Stated goal: Every line containing the word "的图像得到函数" needs to be found and copied.

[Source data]
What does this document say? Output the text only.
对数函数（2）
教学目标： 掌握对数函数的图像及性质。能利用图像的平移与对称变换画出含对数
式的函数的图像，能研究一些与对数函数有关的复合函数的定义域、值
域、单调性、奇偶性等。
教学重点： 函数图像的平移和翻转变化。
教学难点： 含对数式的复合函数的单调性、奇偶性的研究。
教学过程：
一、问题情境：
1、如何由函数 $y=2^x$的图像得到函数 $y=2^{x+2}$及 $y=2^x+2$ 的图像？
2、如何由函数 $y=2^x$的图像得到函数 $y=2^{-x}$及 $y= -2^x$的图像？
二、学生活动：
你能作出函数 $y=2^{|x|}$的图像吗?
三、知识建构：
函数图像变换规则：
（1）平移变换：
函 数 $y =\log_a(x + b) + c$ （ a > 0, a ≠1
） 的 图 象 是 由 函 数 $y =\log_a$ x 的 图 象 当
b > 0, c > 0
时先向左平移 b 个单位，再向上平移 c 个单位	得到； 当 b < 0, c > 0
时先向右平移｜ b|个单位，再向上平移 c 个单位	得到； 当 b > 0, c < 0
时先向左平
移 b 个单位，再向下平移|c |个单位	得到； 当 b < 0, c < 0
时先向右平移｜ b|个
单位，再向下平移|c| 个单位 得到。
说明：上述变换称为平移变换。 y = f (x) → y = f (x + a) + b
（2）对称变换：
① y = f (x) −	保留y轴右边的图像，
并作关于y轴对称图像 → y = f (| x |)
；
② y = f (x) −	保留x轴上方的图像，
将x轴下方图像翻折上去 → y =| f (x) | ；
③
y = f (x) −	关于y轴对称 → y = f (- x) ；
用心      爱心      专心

Result:
1、如何由函数 $y=2^x$的图像得到函数 $y=2^{x+2}$及 $y=2^x+2$ 的图像？
2、如何由函数 $y=2^x$的图像得到函数 $y=2^{-x}$及 $y= -2^x$的图像？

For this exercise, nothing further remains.